STATED EXERCISE ▸ Go through the records and copy each line where the word "информацию" occurs.

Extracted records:

=-=-=

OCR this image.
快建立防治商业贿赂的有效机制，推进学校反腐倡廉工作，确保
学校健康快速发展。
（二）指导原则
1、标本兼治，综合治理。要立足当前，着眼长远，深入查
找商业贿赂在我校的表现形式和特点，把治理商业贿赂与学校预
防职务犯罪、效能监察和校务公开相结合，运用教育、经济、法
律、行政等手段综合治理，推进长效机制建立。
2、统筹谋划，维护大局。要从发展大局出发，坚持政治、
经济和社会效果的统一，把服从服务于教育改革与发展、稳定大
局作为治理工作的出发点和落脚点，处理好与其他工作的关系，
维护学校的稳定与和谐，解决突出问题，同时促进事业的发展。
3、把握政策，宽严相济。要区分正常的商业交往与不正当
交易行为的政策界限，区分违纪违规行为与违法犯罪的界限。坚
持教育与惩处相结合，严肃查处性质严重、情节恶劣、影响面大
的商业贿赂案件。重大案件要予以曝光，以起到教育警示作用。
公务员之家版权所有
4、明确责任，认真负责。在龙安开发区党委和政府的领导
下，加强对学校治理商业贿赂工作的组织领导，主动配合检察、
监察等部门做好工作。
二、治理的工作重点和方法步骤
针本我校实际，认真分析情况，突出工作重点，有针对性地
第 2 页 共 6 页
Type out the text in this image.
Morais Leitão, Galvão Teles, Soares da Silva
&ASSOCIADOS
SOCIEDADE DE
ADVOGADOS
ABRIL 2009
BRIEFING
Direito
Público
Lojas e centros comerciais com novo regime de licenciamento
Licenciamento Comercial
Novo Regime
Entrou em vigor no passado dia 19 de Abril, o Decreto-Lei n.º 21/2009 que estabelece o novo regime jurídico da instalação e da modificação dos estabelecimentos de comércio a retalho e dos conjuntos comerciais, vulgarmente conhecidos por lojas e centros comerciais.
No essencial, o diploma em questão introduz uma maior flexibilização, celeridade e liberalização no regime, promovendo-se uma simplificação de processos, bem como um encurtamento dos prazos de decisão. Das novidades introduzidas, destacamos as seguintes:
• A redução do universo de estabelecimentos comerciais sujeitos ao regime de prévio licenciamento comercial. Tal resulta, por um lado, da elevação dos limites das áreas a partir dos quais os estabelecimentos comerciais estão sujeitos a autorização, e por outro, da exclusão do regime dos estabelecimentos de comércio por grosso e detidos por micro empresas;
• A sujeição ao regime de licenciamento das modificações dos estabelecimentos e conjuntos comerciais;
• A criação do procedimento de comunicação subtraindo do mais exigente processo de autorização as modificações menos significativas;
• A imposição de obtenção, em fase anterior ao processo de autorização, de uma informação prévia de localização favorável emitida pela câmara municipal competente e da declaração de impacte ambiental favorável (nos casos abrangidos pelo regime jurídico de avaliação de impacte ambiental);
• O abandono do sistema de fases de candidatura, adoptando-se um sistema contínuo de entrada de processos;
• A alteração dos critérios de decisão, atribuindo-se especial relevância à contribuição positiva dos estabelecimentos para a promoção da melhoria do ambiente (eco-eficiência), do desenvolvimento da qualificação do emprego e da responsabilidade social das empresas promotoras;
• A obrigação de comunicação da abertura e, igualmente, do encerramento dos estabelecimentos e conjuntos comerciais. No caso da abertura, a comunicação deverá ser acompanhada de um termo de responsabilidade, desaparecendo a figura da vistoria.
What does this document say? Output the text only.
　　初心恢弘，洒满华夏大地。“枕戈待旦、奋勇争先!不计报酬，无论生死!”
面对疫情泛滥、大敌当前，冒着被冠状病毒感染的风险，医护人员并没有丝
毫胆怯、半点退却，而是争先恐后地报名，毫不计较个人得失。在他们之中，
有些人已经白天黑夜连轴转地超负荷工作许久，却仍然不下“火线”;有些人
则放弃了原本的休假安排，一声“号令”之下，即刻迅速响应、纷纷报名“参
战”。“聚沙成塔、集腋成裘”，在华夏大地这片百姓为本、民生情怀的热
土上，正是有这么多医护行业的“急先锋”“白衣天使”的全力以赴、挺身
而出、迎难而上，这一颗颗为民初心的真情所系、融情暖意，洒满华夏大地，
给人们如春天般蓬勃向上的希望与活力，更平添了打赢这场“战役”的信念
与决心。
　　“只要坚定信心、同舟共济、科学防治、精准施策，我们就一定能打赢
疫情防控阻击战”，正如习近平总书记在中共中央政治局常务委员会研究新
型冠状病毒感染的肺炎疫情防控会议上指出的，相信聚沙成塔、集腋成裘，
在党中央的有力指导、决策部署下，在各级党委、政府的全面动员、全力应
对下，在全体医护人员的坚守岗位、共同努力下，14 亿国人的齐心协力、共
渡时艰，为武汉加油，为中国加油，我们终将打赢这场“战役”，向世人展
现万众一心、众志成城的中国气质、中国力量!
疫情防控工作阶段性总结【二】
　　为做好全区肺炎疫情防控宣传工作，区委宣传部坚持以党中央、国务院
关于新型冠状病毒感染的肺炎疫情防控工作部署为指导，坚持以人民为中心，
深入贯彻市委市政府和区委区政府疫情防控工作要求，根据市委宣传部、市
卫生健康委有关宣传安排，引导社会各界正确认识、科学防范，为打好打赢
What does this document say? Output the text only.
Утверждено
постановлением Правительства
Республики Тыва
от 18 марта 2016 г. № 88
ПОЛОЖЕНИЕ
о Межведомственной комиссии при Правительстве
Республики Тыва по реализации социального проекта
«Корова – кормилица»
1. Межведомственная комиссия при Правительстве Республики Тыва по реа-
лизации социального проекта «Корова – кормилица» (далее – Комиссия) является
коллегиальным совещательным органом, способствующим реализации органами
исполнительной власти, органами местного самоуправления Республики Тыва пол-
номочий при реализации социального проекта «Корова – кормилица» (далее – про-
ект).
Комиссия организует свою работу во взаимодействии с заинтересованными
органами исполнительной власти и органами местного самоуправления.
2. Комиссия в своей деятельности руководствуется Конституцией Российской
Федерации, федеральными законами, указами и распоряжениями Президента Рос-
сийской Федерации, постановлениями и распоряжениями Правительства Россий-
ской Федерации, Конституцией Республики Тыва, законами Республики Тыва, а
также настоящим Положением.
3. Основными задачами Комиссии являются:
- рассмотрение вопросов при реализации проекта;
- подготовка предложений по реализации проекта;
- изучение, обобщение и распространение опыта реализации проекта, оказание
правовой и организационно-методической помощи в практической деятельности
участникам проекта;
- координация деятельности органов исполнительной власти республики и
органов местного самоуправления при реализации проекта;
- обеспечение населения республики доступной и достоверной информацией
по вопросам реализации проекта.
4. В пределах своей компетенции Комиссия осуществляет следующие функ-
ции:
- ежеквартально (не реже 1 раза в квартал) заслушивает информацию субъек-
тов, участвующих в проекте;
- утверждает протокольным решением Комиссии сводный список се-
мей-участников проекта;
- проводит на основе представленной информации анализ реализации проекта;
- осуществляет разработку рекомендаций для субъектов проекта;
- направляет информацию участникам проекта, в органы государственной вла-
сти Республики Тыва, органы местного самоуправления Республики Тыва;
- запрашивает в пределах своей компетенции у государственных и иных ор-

=-=-=

EXPECTED OUTPUT ▸
- ежеквартально (не реже 1 раза в квартал) заслушивает информацию субъек-
- направляет информацию участникам проекта, в органы государственной вла-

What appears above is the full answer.